>> start

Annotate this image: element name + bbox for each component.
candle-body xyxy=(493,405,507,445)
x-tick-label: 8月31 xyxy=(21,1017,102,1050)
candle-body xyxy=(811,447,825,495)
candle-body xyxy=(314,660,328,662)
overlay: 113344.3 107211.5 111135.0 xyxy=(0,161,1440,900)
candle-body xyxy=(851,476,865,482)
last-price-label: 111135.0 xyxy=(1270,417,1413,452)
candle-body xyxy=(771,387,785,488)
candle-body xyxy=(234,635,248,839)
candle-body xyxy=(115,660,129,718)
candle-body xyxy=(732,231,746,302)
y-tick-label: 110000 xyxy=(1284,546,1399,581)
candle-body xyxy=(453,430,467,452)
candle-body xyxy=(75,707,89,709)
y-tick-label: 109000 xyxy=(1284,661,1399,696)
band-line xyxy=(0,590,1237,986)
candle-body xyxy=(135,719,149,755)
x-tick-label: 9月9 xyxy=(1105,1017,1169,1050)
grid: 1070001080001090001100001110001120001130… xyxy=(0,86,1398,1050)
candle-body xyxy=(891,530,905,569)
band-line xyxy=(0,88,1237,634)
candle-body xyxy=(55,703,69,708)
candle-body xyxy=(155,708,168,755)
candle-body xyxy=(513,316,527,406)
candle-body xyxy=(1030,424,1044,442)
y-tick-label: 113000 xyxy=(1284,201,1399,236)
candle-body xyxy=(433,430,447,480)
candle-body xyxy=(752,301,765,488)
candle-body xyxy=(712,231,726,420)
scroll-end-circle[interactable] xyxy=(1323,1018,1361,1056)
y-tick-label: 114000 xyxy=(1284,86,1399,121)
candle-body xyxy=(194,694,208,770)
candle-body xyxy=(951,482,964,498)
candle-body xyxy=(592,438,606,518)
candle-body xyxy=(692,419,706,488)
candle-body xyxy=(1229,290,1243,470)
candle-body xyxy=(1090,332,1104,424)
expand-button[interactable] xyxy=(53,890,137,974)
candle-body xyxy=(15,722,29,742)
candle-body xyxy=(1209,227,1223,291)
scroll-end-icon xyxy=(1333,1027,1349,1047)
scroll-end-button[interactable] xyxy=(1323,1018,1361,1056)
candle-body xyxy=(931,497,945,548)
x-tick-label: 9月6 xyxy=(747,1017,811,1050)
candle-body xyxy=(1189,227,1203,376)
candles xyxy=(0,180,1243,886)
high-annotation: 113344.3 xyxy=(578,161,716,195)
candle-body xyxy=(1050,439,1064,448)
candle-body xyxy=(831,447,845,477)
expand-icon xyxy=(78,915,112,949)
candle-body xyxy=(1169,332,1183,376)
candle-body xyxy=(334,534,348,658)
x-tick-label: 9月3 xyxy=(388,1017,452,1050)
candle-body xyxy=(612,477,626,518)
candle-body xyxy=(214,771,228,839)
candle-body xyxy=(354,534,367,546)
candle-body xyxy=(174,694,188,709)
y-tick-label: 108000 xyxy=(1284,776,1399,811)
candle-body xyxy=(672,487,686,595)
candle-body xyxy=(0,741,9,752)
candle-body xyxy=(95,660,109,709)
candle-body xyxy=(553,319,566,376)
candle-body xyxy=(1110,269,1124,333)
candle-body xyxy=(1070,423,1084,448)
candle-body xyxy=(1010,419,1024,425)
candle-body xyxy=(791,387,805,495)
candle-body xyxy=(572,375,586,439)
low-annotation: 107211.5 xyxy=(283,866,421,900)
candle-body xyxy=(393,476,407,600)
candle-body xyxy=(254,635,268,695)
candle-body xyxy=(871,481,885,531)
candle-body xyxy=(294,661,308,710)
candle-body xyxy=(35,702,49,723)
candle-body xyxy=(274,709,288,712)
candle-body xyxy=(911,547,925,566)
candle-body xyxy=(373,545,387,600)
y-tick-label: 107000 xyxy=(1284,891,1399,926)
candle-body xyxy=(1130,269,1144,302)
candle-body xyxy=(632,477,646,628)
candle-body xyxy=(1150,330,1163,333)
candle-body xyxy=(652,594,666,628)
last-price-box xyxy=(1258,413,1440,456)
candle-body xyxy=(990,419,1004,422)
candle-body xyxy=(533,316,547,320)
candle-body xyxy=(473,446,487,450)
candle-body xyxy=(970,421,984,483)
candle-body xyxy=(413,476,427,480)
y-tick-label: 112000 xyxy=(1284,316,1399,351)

>> end

## Task brief
Collect each row above that contains the string "band", and copy those rows in full.

## Exercise result
band-line xyxy=(0,590,1237,986)
band-line xyxy=(0,88,1237,634)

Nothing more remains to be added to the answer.